Activity
From the entries, filter out every line that lacks "supports" and copy the rest.
START Input data
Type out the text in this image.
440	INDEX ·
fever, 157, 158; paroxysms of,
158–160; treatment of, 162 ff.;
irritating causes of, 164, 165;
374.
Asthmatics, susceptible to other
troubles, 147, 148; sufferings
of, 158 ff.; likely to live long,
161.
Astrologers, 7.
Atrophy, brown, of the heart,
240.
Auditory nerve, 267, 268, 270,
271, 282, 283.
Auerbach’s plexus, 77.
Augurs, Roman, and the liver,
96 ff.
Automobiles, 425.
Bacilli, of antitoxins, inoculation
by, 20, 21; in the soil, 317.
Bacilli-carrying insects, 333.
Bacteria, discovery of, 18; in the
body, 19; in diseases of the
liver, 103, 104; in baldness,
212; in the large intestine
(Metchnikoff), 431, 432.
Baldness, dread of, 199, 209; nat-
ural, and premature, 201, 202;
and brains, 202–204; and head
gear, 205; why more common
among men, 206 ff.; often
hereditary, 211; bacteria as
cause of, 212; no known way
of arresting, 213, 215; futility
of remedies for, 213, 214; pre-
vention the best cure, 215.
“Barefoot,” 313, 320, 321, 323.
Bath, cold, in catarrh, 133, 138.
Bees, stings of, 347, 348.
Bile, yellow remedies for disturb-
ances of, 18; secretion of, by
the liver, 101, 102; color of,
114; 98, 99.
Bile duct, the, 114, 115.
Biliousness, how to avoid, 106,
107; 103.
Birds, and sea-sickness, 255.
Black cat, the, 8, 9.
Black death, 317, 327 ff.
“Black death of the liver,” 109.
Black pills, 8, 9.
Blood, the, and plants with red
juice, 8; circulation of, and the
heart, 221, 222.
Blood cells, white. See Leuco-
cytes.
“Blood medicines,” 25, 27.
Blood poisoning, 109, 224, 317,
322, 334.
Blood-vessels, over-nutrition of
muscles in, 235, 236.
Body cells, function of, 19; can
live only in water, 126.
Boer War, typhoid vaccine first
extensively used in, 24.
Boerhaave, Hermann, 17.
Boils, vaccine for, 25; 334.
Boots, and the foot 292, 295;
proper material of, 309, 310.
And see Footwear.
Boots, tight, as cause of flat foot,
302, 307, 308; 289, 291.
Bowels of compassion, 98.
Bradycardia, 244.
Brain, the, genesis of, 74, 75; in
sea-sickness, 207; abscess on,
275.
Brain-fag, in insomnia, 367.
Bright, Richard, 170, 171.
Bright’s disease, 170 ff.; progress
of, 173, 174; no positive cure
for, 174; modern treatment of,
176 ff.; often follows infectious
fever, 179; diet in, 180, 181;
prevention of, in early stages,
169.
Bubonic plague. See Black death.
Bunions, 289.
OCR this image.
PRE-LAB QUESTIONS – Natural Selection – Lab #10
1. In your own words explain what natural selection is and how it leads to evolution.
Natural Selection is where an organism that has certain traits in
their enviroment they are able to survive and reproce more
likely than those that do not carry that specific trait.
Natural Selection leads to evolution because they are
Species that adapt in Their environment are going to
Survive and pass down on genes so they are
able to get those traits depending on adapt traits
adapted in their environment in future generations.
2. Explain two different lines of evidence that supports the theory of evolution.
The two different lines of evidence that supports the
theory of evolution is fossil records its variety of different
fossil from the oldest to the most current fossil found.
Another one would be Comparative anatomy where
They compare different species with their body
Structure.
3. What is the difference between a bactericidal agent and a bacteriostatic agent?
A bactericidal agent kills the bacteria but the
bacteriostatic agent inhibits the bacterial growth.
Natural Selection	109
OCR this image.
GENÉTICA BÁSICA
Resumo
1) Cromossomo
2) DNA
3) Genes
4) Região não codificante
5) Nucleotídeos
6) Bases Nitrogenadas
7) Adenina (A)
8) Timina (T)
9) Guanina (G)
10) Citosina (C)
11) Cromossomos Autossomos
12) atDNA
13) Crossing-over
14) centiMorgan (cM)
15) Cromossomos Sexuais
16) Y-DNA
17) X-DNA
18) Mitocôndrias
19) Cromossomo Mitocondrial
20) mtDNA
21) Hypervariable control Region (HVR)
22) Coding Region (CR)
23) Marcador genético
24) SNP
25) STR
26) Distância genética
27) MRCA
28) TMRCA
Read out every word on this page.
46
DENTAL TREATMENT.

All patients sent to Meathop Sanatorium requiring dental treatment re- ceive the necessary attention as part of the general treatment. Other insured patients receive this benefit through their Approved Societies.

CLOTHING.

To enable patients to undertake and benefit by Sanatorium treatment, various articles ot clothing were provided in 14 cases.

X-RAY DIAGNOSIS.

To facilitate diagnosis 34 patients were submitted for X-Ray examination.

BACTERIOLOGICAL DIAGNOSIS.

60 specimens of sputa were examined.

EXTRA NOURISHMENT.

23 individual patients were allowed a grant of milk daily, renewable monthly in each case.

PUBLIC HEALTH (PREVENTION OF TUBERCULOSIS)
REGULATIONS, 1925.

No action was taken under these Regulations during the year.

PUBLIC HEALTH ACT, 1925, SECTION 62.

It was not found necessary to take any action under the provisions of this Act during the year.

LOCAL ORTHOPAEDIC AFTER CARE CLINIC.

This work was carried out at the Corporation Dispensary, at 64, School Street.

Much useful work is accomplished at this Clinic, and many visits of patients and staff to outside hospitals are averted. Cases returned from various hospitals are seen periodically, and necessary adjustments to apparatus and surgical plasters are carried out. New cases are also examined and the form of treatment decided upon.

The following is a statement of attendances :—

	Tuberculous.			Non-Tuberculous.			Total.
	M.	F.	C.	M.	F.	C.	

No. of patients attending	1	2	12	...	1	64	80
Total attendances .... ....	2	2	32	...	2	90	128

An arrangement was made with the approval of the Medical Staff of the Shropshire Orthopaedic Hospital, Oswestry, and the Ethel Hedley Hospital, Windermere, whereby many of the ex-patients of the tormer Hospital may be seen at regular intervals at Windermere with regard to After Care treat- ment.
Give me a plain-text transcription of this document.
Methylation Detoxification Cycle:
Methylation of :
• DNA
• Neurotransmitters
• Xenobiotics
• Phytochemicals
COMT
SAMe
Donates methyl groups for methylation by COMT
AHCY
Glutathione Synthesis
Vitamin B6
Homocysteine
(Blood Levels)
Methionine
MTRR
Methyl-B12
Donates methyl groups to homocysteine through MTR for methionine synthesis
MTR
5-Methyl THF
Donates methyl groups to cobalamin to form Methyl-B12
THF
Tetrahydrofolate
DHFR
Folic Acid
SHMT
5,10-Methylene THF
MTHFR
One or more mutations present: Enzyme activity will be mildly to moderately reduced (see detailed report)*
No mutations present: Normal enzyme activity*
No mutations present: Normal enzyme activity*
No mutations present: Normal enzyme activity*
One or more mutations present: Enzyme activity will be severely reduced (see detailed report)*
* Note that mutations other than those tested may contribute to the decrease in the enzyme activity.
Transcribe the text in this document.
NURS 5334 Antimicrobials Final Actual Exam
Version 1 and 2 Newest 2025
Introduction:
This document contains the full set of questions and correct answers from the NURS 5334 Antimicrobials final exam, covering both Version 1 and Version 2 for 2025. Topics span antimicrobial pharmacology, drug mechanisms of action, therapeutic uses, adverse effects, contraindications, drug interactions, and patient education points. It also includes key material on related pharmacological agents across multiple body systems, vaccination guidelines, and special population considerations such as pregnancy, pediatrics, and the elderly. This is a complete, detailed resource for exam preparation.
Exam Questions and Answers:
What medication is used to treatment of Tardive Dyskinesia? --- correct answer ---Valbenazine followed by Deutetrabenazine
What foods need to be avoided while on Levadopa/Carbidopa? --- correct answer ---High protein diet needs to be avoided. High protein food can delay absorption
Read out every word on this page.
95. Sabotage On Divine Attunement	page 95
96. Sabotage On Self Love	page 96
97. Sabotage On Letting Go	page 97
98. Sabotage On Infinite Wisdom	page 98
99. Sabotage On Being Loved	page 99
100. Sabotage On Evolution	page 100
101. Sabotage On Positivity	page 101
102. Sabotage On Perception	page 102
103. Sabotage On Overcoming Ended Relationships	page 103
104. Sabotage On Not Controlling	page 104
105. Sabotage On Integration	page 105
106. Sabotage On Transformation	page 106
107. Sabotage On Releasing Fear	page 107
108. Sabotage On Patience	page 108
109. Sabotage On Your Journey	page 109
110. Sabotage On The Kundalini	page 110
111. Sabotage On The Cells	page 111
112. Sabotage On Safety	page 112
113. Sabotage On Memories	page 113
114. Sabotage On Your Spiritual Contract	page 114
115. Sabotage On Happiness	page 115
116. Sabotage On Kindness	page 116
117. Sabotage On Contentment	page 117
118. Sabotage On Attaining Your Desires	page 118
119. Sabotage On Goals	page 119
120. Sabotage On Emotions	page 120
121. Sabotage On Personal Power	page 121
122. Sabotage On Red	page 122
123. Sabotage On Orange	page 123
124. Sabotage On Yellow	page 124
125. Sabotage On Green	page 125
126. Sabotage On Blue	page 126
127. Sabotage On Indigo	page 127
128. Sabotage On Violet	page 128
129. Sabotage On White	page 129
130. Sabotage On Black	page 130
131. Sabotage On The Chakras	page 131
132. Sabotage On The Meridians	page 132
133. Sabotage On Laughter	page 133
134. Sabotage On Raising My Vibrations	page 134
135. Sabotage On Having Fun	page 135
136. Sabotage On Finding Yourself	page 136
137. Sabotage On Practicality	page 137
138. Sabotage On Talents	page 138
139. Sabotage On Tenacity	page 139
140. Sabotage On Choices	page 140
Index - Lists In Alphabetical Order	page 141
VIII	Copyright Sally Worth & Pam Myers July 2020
END Input data
Written response
2. Explain two different lines of evidence that supports the theory of evolution.
The two different lines of evidence that supports the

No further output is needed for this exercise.